■ The request
Report how many lines hold the word "text"; answer with the number alone.

■ Records shown
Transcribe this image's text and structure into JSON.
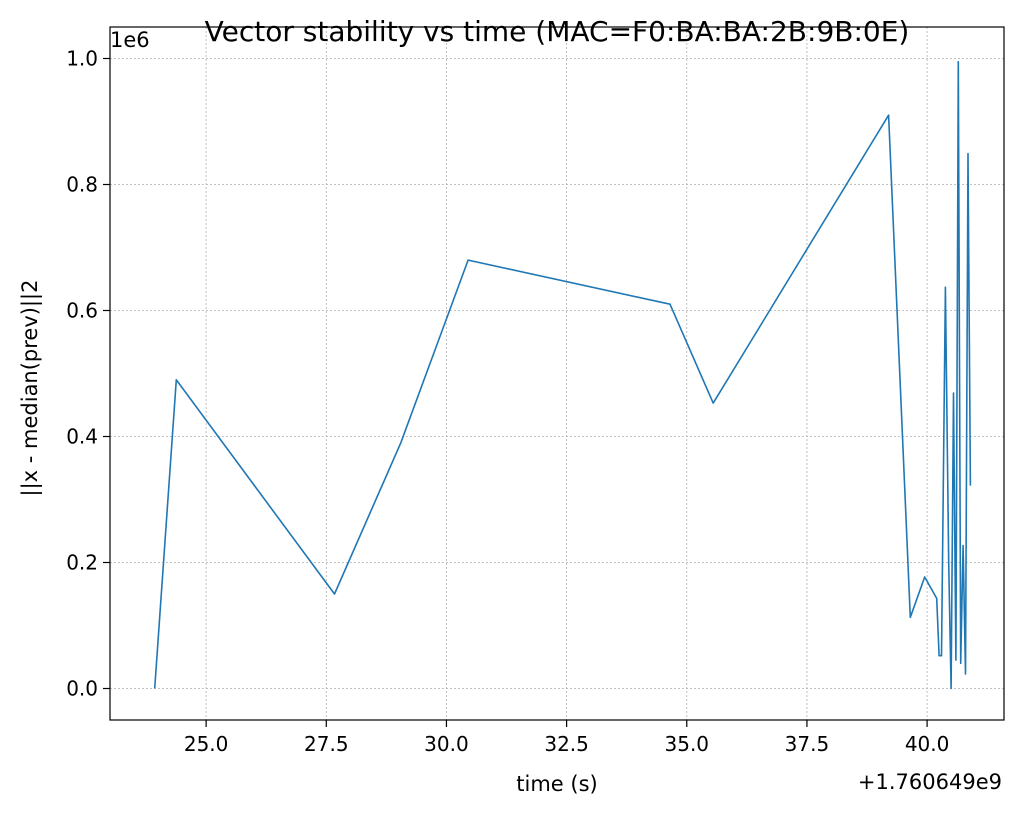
{
  "chart_data": {
    "type": "line",
    "title": "Vector stability vs time (MAC=F0:BA:BA:2B:9B:0E)",
    "xlabel": "time (s)",
    "ylabel": "||x - median(prev)||2",
    "x_offset_label": "+1.760649e9",
    "y_scale_label": "1e6",
    "xlim": [
      23.0,
      41.6
    ],
    "ylim": [
      -0.05,
      1.05
    ],
    "grid": true,
    "x_ticks": [
      25.0,
      27.5,
      30.0,
      32.5,
      35.0,
      37.5,
      40.0
    ],
    "x_tick_labels": [
      "25.0",
      "27.5",
      "30.0",
      "32.5",
      "35.0",
      "37.5",
      "40.0"
    ],
    "y_ticks": [
      0.0,
      0.2,
      0.4,
      0.6,
      0.8,
      1.0
    ],
    "y_tick_labels": [
      "0.0",
      "0.2",
      "0.4",
      "0.6",
      "0.8",
      "1.0"
    ],
    "series": [
      {
        "color": "#1f77b4",
        "x": [
          23.93,
          24.38,
          27.67,
          29.05,
          30.45,
          34.65,
          35.55,
          39.2,
          39.65,
          39.95,
          40.2,
          40.25,
          40.3,
          40.38,
          40.45,
          40.5,
          40.55,
          40.6,
          40.65,
          40.7,
          40.75,
          40.8,
          40.85,
          40.9
        ],
        "y": [
          0.0,
          0.49,
          0.15,
          0.39,
          0.68,
          0.61,
          0.453,
          0.91,
          0.113,
          0.177,
          0.143,
          0.052,
          0.052,
          0.637,
          0.2,
          0.0,
          0.469,
          0.045,
          0.995,
          0.04,
          0.227,
          0.023,
          0.849,
          0.322
        ]
      }
    ]
  }
}
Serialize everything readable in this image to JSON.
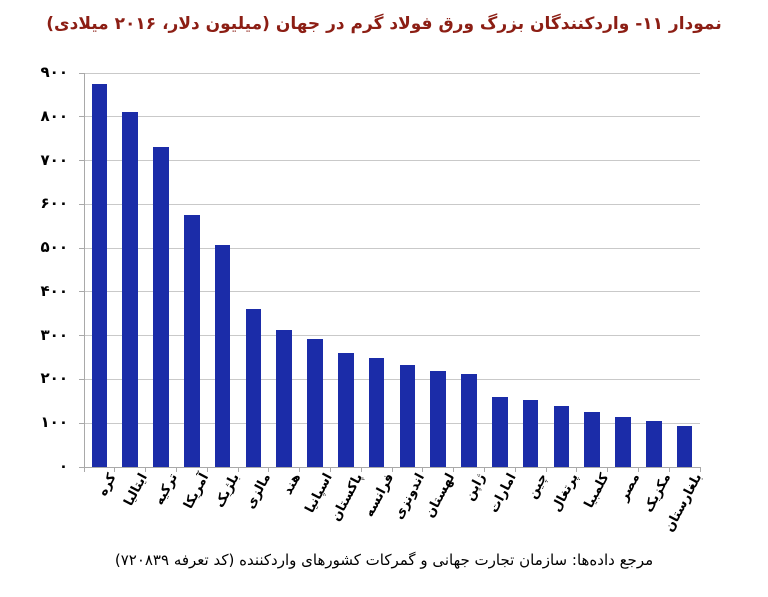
{
  "title": "نمودار ۱۱- واردکنندگان بزرگ ورق فولاد گرم در جهان (میلیون دلار، ۲۰۱۶ میلادی)",
  "source": "مرجع داده‌ها: سازمان تجارت جهانی و گمرکات کشورهای واردکننده (کد تعرفه ۷۲۰۸۳۹)",
  "colors": {
    "title": "#8C1E14",
    "bar": "#1B2CA8",
    "gridline": "#C9C9C9",
    "axis": "#A9A9A9",
    "text": "#000000",
    "background": "#FFFFFF"
  },
  "chart_data": {
    "type": "bar",
    "title": "نمودار ۱۱- واردکنندگان بزرگ ورق فولاد گرم در جهان (میلیون دلار، ۲۰۱۶ میلادی)",
    "categories": [
      "کره",
      "ایتالیا",
      "ترکیه",
      "آمریکا",
      "بلژیک",
      "مالزی",
      "هند",
      "اسپانیا",
      "پاکستان",
      "فرانسه",
      "اندونزی",
      "لهستان",
      "ژاپن",
      "امارات",
      "چین",
      "پرتغال",
      "کلمبیا",
      "مصر",
      "مکزیک",
      "بلغارستان"
    ],
    "values": [
      875,
      810,
      732,
      575,
      507,
      362,
      312,
      292,
      261,
      248,
      234,
      219,
      212,
      160,
      153,
      140,
      125,
      114,
      106,
      93
    ],
    "xlabel": "",
    "ylabel": "",
    "ylim": [
      0,
      900
    ],
    "yticks": [
      0,
      100,
      200,
      300,
      400,
      500,
      600,
      700,
      800,
      900
    ],
    "ytick_labels": [
      "۰",
      "۱۰۰",
      "۲۰۰",
      "۳۰۰",
      "۴۰۰",
      "۵۰۰",
      "۶۰۰",
      "۷۰۰",
      "۸۰۰",
      "۹۰۰"
    ],
    "grid": true,
    "legend": false,
    "bar_orientation": "vertical",
    "x_label_rotation_deg": -62
  }
}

■ The completed task
2